Stored entries:
= = = = =

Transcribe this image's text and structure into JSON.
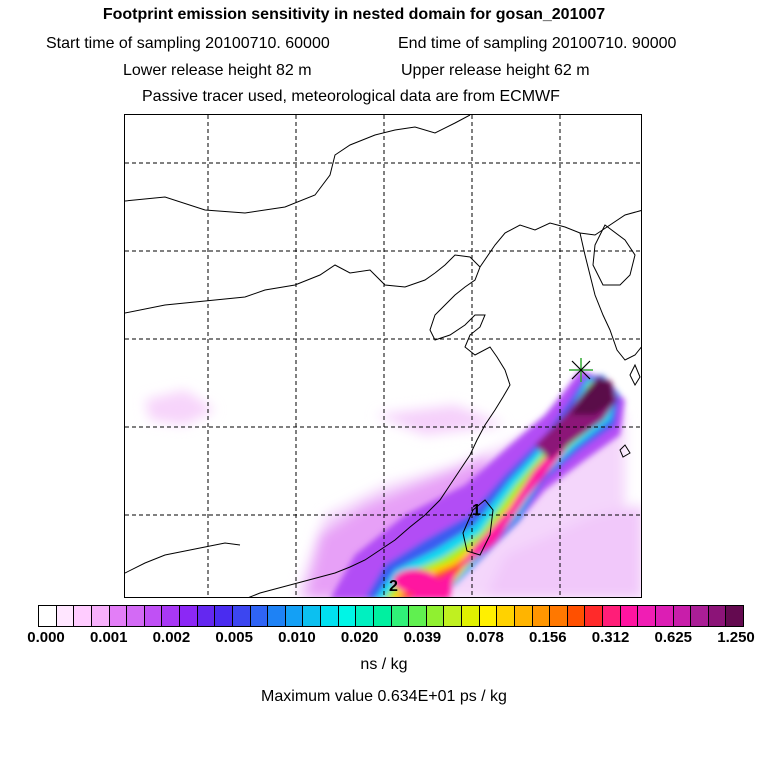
{
  "header": {
    "title": "Footprint emission sensitivity in nested domain for gosan_201007",
    "start_label": "Start time of sampling 20100710. 60000",
    "end_label": "End time of sampling 20100710. 90000",
    "lower_label": "Lower release height   82 m",
    "upper_label": "Upper release height   62 m",
    "info_line": "Passive tracer used, meteorological data are from ECMWF"
  },
  "map": {
    "markers": [
      {
        "label": "1"
      },
      {
        "label": "2"
      }
    ],
    "grid": true
  },
  "colorbar": {
    "ticks": [
      "0.000",
      "0.001",
      "0.002",
      "0.005",
      "0.010",
      "0.020",
      "0.039",
      "0.078",
      "0.156",
      "0.312",
      "0.625",
      "1.250"
    ],
    "colors": [
      "#ffffff",
      "#ffe6ff",
      "#ffccff",
      "#f7b0fb",
      "#e37ef7",
      "#d36af5",
      "#c050f5",
      "#a838f5",
      "#8c28f5",
      "#6428f0",
      "#4a2cf0",
      "#3c46f0",
      "#2f64f5",
      "#1e82f5",
      "#14a0f5",
      "#0cc0f0",
      "#00e0f0",
      "#00f5e6",
      "#00f0c0",
      "#00f0a0",
      "#30f078",
      "#60f050",
      "#90f030",
      "#c0f020",
      "#e0f000",
      "#fff000",
      "#ffd200",
      "#ffb400",
      "#ff9600",
      "#ff7800",
      "#ff5000",
      "#ff2a2a",
      "#ff1e78",
      "#ff14a0",
      "#f01eb4",
      "#dc1eb4",
      "#c81eaa",
      "#aa1e96",
      "#8c1478",
      "#640a50"
    ],
    "unit": "ns / kg"
  },
  "footer": {
    "max_value": "Maximum value  0.634E+01 ps / kg"
  }
}
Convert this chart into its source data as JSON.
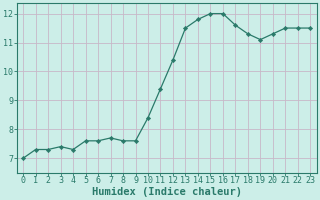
{
  "x": [
    0,
    1,
    2,
    3,
    4,
    5,
    6,
    7,
    8,
    9,
    10,
    11,
    12,
    13,
    14,
    15,
    16,
    17,
    18,
    19,
    20,
    21,
    22,
    23
  ],
  "y": [
    7.0,
    7.3,
    7.3,
    7.4,
    7.3,
    7.6,
    7.6,
    7.7,
    7.6,
    7.6,
    8.4,
    9.4,
    10.4,
    11.5,
    11.8,
    12.0,
    12.0,
    11.6,
    11.3,
    11.1,
    11.3,
    11.5,
    11.5,
    11.5
  ],
  "xlabel": "Humidex (Indice chaleur)",
  "ylim": [
    6.5,
    12.35
  ],
  "xlim": [
    -0.5,
    23.5
  ],
  "yticks": [
    7,
    8,
    9,
    10,
    11,
    12
  ],
  "xtick_labels": [
    "0",
    "1",
    "2",
    "3",
    "4",
    "5",
    "6",
    "7",
    "8",
    "9",
    "10",
    "11",
    "12",
    "13",
    "14",
    "15",
    "16",
    "17",
    "18",
    "19",
    "20",
    "21",
    "22",
    "23"
  ],
  "line_color": "#2a7a6a",
  "marker_color": "#2a7a6a",
  "bg_color": "#cceee8",
  "grid_color": "#c8b8c8",
  "xlabel_fontsize": 7.5,
  "tick_fontsize": 6.0,
  "spine_color": "#2a7a6a"
}
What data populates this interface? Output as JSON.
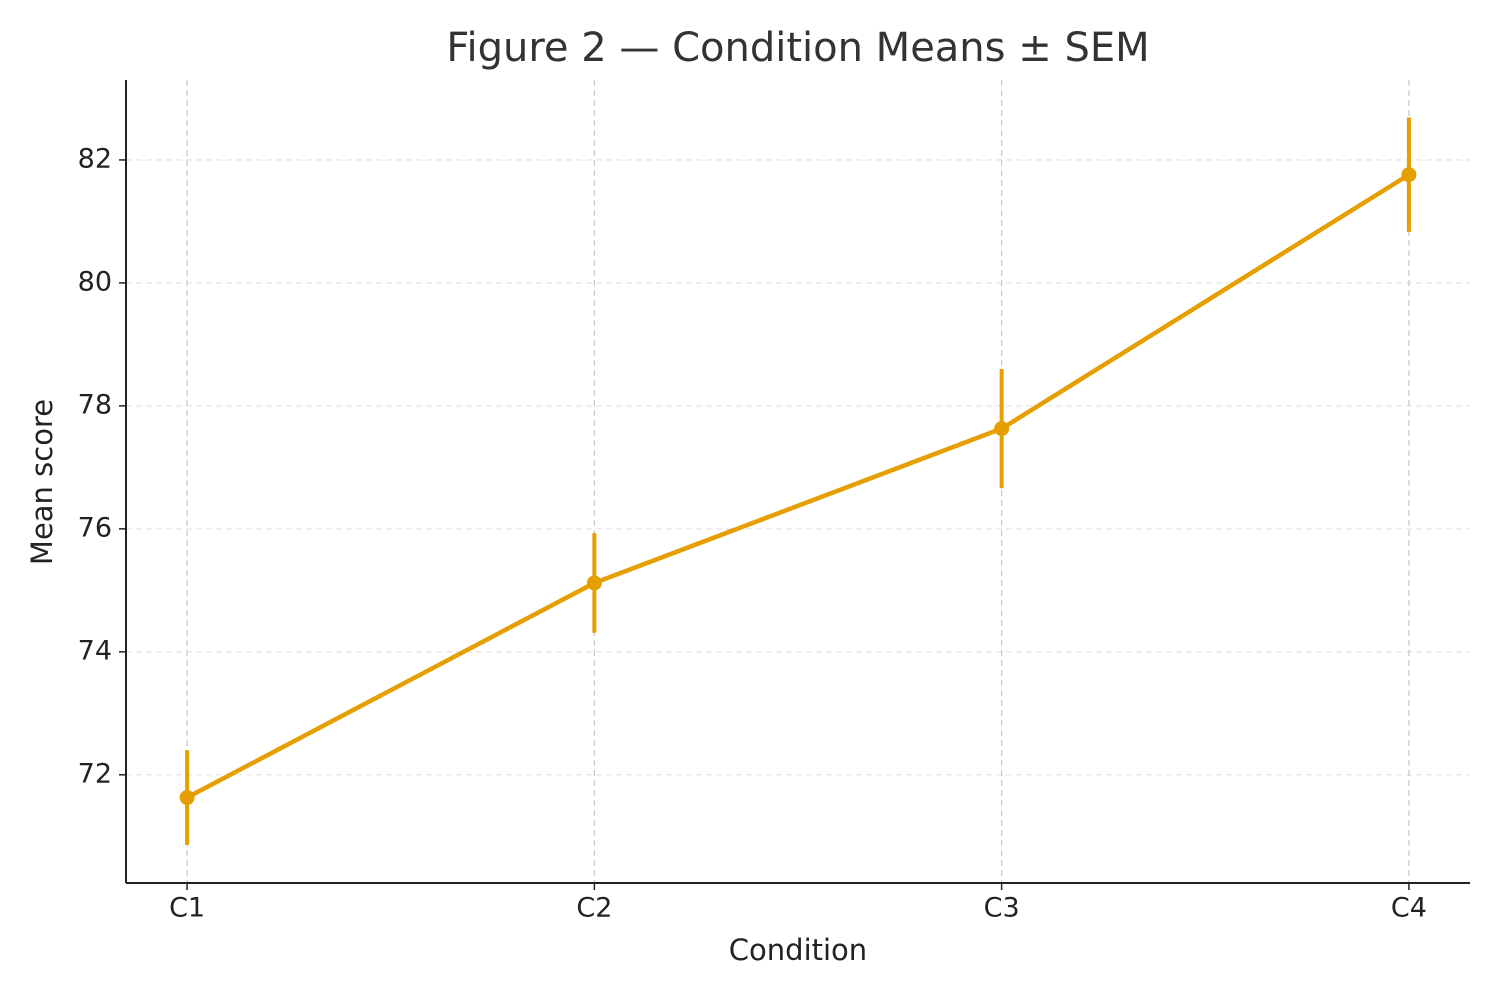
{
  "chart_data": {
    "type": "line",
    "title": "Figure 2 — Condition Means ± SEM",
    "x_label": "Condition",
    "y_label": "Mean score",
    "categories": [
      "C1",
      "C2",
      "C3",
      "C4"
    ],
    "series": [
      {
        "color": "#E69F00",
        "values": [
          71.63,
          75.12,
          77.63,
          81.76
        ],
        "errors": [
          0.77,
          0.81,
          0.97,
          0.93
        ]
      }
    ],
    "ylim": [
      70.24,
      83.3
    ],
    "yticks": [
      72,
      74,
      76,
      78,
      80,
      82
    ],
    "grid": true
  }
}
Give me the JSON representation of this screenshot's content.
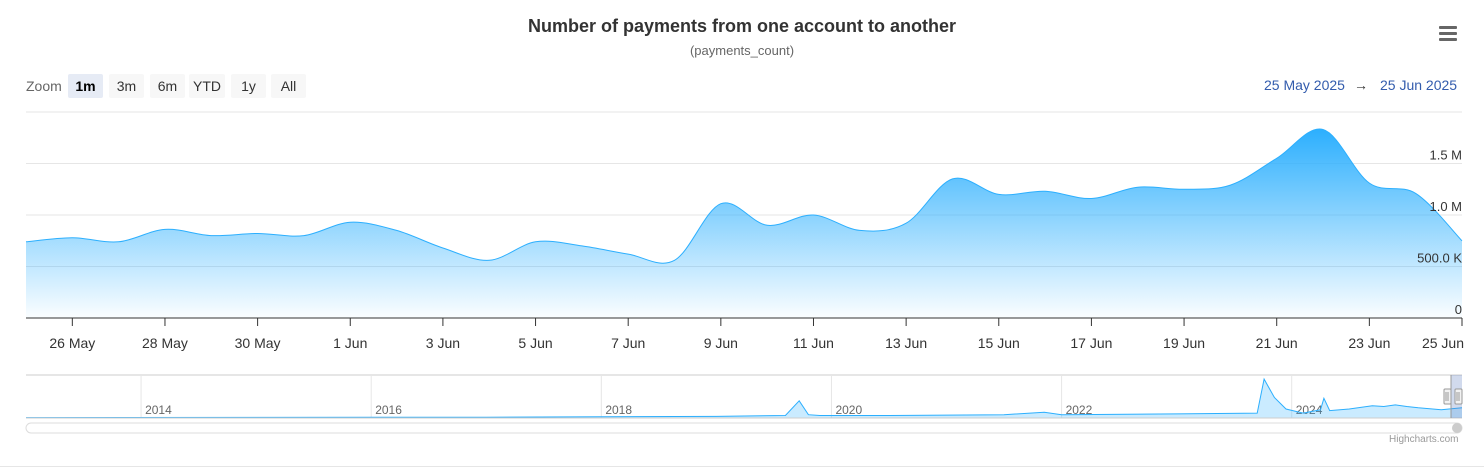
{
  "chart_data": {
    "type": "area",
    "title": "Number of payments from one account to another",
    "subtitle": "(payments_count)",
    "range_selector": {
      "label": "Zoom",
      "buttons": [
        "1m",
        "3m",
        "6m",
        "YTD",
        "1y",
        "All"
      ],
      "selected": "1m",
      "from": "25 May 2025",
      "arrow": "→",
      "to": "25 Jun 2025"
    },
    "x_range": [
      "2025-05-25",
      "2025-06-25"
    ],
    "x_tick_labels": [
      "26 May",
      "28 May",
      "30 May",
      "1 Jun",
      "3 Jun",
      "5 Jun",
      "7 Jun",
      "9 Jun",
      "11 Jun",
      "13 Jun",
      "15 Jun",
      "17 Jun",
      "19 Jun",
      "21 Jun",
      "23 Jun",
      "25 Jun"
    ],
    "y_tick_labels": [
      "0",
      "500.0 K",
      "1.0 M",
      "1.5 M"
    ],
    "y_ticks": [
      0,
      500000,
      1000000,
      1500000
    ],
    "ylim": [
      0,
      2000000
    ],
    "grid": true,
    "series": [
      {
        "x": [
          "2025-05-25",
          "2025-05-26",
          "2025-05-27",
          "2025-05-28",
          "2025-05-29",
          "2025-05-30",
          "2025-05-31",
          "2025-06-01",
          "2025-06-02",
          "2025-06-03",
          "2025-06-04",
          "2025-06-05",
          "2025-06-06",
          "2025-06-07",
          "2025-06-08",
          "2025-06-09",
          "2025-06-10",
          "2025-06-11",
          "2025-06-12",
          "2025-06-13",
          "2025-06-14",
          "2025-06-15",
          "2025-06-16",
          "2025-06-17",
          "2025-06-18",
          "2025-06-19",
          "2025-06-20",
          "2025-06-21",
          "2025-06-22",
          "2025-06-23",
          "2025-06-24",
          "2025-06-25"
        ],
        "y": [
          740000,
          780000,
          740000,
          860000,
          800000,
          820000,
          800000,
          930000,
          850000,
          680000,
          560000,
          740000,
          700000,
          620000,
          560000,
          1110000,
          900000,
          1000000,
          850000,
          920000,
          1350000,
          1200000,
          1230000,
          1160000,
          1270000,
          1250000,
          1290000,
          1550000,
          1830000,
          1310000,
          1210000,
          750000
        ]
      }
    ],
    "colors": {
      "area_top": "#2caffe",
      "line": "#2caffe",
      "grid": "#e6e6e6",
      "selected_button": "#e6ebf5"
    },
    "navigator": {
      "x_range": [
        "2013",
        "2025-06-25"
      ],
      "year_labels": [
        "2014",
        "2016",
        "2018",
        "2020",
        "2022",
        "2024"
      ],
      "year_positions": [
        2014,
        2016,
        2018,
        2020,
        2022,
        2024
      ],
      "series_points": [
        [
          2013.0,
          0.01
        ],
        [
          2015.0,
          0.015
        ],
        [
          2017.0,
          0.02
        ],
        [
          2019.0,
          0.04
        ],
        [
          2019.6,
          0.06
        ],
        [
          2019.72,
          0.42
        ],
        [
          2019.8,
          0.08
        ],
        [
          2019.9,
          0.06
        ],
        [
          2020.5,
          0.06
        ],
        [
          2021.5,
          0.08
        ],
        [
          2021.85,
          0.14
        ],
        [
          2022.0,
          0.08
        ],
        [
          2023.0,
          0.1
        ],
        [
          2023.7,
          0.12
        ],
        [
          2023.76,
          0.95
        ],
        [
          2023.85,
          0.5
        ],
        [
          2023.95,
          0.22
        ],
        [
          2024.1,
          0.12
        ],
        [
          2024.25,
          0.2
        ],
        [
          2024.28,
          0.48
        ],
        [
          2024.33,
          0.18
        ],
        [
          2024.5,
          0.22
        ],
        [
          2024.7,
          0.3
        ],
        [
          2024.8,
          0.28
        ],
        [
          2024.9,
          0.32
        ],
        [
          2025.0,
          0.28
        ],
        [
          2025.1,
          0.25
        ],
        [
          2025.3,
          0.2
        ],
        [
          2025.48,
          0.25
        ]
      ]
    },
    "credits": "Highcharts.com"
  }
}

= = = = =

What is the number of lines in the data above that include the word "from"? Answer with that number only.

3